» **What you should do**
Swap "paragraph-text" for "body-text" and write out again the part of the records that opens with the line containing "What elements are" and closes with the line containing "email-link[interactable]: sziraki.b@budapest21.hu <box>389", keeping all else unchanged and leaving out the pictures.

====

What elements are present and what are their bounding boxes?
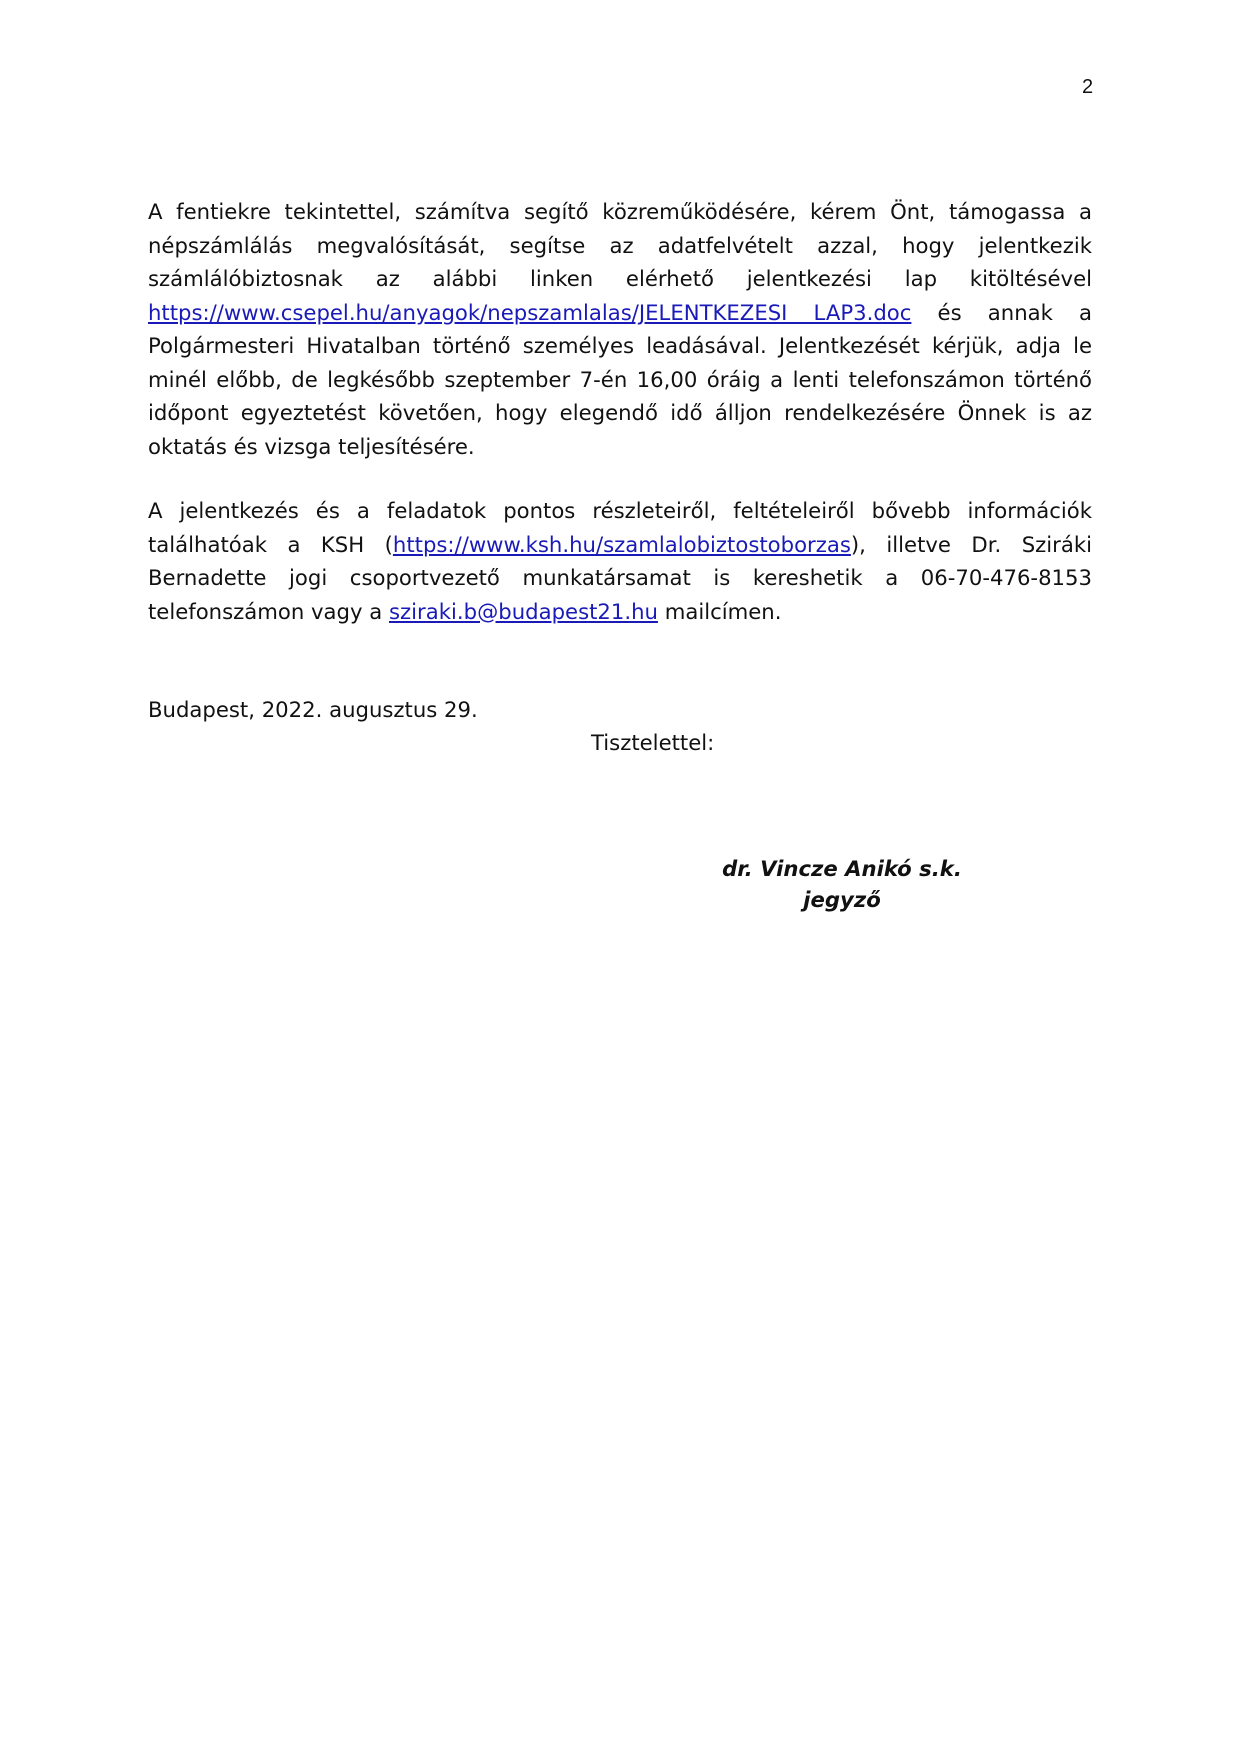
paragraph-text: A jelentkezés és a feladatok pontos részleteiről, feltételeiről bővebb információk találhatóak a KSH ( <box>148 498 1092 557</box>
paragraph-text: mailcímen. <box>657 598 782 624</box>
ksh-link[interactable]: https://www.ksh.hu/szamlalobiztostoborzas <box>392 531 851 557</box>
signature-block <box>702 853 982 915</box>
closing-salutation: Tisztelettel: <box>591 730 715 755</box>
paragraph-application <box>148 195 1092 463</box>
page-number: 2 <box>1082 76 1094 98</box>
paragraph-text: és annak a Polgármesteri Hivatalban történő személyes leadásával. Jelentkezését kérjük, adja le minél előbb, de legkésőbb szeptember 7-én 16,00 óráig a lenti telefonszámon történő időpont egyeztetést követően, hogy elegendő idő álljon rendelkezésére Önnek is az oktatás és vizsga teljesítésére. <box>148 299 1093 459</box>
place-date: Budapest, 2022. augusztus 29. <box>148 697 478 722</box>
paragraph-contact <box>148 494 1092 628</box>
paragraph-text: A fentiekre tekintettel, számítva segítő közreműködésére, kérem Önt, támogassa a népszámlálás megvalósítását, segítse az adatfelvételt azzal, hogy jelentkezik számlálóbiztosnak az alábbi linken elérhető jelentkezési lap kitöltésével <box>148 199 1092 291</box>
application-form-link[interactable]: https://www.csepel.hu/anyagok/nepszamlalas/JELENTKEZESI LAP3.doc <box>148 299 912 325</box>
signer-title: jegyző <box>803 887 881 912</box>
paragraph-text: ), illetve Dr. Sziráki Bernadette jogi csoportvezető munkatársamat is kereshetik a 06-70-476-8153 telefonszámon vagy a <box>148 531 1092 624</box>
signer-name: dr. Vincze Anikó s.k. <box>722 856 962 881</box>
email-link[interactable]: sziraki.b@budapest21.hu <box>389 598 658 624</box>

====

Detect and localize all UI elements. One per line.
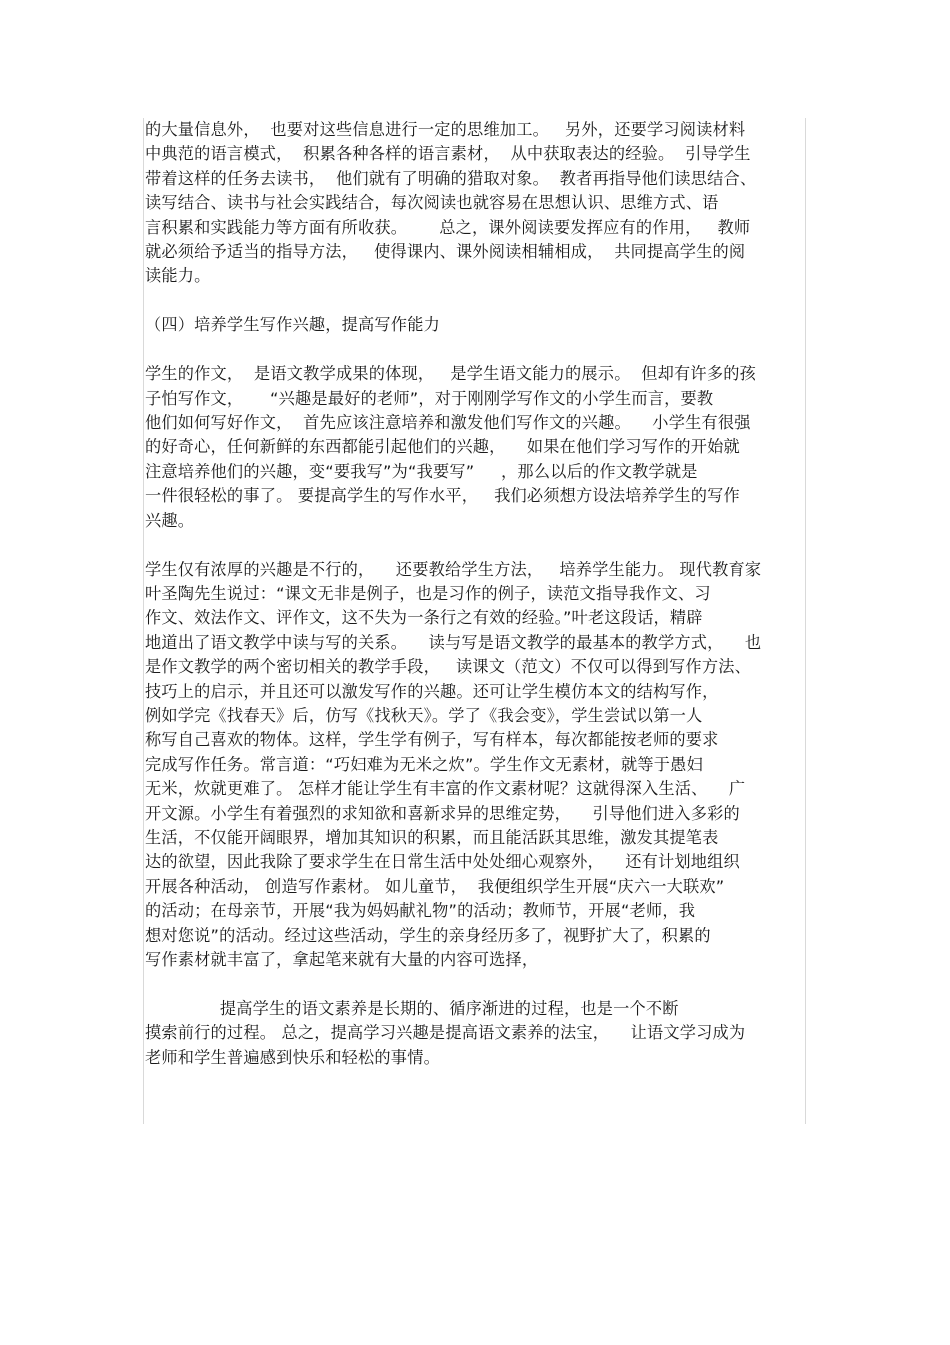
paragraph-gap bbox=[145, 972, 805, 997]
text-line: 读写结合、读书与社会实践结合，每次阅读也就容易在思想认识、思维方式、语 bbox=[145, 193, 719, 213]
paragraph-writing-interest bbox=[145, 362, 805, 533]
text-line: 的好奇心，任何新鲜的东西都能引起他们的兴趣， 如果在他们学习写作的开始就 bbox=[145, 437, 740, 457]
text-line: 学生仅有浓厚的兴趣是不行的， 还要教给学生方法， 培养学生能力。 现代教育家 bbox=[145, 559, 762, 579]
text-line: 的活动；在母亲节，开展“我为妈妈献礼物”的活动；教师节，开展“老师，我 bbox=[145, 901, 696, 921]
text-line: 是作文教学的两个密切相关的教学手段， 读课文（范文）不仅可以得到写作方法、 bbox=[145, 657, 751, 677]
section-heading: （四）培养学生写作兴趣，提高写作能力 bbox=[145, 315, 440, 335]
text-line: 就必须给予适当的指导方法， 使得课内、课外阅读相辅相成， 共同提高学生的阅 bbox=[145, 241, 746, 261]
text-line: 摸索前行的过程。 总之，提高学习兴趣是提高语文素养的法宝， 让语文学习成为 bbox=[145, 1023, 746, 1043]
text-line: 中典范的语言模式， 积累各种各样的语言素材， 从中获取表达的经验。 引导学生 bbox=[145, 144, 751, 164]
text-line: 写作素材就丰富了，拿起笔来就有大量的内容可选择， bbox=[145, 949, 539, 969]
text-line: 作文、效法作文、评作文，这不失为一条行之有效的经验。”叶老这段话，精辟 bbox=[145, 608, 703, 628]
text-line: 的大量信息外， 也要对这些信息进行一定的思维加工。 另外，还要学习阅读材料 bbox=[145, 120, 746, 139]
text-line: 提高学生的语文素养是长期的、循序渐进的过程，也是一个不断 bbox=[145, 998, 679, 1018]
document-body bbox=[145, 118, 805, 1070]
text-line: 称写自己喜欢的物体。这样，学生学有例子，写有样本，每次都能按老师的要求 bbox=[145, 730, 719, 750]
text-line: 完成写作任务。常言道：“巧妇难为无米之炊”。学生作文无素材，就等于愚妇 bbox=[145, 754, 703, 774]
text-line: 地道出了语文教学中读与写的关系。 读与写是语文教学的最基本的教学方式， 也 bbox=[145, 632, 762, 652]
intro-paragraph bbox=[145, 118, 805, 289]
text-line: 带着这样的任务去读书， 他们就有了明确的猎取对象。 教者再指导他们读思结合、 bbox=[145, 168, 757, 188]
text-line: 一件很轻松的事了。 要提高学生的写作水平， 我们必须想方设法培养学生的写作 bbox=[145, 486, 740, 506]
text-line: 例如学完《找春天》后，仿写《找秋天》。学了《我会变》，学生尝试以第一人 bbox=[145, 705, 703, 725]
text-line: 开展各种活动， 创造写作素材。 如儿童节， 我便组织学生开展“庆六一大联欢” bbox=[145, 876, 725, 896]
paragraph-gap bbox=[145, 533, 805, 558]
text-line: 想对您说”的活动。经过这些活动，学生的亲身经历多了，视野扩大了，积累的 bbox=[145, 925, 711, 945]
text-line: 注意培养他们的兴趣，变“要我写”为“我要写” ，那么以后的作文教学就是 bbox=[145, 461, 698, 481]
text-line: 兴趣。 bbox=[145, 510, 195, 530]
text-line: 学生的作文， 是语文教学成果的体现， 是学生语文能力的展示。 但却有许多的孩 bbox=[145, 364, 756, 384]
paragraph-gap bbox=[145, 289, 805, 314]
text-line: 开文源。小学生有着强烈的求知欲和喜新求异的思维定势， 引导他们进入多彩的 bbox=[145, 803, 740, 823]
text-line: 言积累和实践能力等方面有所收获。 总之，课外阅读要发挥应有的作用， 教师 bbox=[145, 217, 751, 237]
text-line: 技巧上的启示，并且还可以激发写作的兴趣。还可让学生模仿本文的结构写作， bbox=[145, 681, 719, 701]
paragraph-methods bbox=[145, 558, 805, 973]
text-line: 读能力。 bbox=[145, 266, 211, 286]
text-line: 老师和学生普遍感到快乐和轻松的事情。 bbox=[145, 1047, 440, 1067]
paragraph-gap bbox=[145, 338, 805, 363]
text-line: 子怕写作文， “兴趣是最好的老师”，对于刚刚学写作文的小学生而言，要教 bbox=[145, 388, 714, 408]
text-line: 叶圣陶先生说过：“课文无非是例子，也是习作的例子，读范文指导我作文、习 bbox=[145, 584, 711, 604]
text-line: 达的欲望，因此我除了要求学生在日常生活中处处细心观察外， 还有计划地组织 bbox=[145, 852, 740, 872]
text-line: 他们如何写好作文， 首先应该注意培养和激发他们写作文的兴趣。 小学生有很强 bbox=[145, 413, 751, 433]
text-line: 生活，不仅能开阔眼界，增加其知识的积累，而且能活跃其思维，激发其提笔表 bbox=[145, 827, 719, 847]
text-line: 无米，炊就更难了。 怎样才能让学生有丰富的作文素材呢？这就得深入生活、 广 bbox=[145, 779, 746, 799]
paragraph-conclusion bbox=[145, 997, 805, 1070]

====

» **The solution**
What elements are present and what are their bounding boxes?
body-text: A jelentkezés és a feladatok pontos részleteiről, feltételeiről bővebb információk találhatóak a KSH ( <box>148 498 1092 557</box>
body-text: mailcímen. <box>657 598 782 624</box>
ksh-link[interactable]: https://www.ksh.hu/szamlalobiztostoborzas <box>392 531 851 557</box>
signature-block <box>702 853 982 915</box>
closing-salutation: Tisztelettel: <box>591 730 715 755</box>
paragraph-application <box>148 195 1092 463</box>
page-number: 2 <box>1082 76 1094 98</box>
body-text: és annak a Polgármesteri Hivatalban történő személyes leadásával. Jelentkezését kérjük, adja le minél előbb, de legkésőbb szeptember 7-én 16,00 óráig a lenti telefonszámon történő időpont egyeztetést követően, hogy elegendő idő álljon rendelkezésére Önnek is az oktatás és vizsga teljesítésére. <box>148 299 1093 459</box>
place-date: Budapest, 2022. augusztus 29. <box>148 697 478 722</box>
paragraph-contact <box>148 494 1092 628</box>
body-text: A fentiekre tekintettel, számítva segítő közreműködésére, kérem Önt, támogassa a népszámlálás megvalósítását, segítse az adatfelvételt azzal, hogy jelentkezik számlálóbiztosnak az alábbi linken elérhető jelentkezési lap kitöltésével <box>148 199 1092 291</box>
application-form-link[interactable]: https://www.csepel.hu/anyagok/nepszamlalas/JELENTKEZESI LAP3.doc <box>148 299 912 325</box>
signer-title: jegyző <box>803 887 881 912</box>
body-text: ), illetve Dr. Sziráki Bernadette jogi csoportvezető munkatársamat is kereshetik a 06-70-476-8153 telefonszámon vagy a <box>148 531 1092 624</box>
signer-name: dr. Vincze Anikó s.k. <box>722 856 962 881</box>
email-link[interactable]: sziraki.b@budapest21.hu <box>389 598 658 624</box>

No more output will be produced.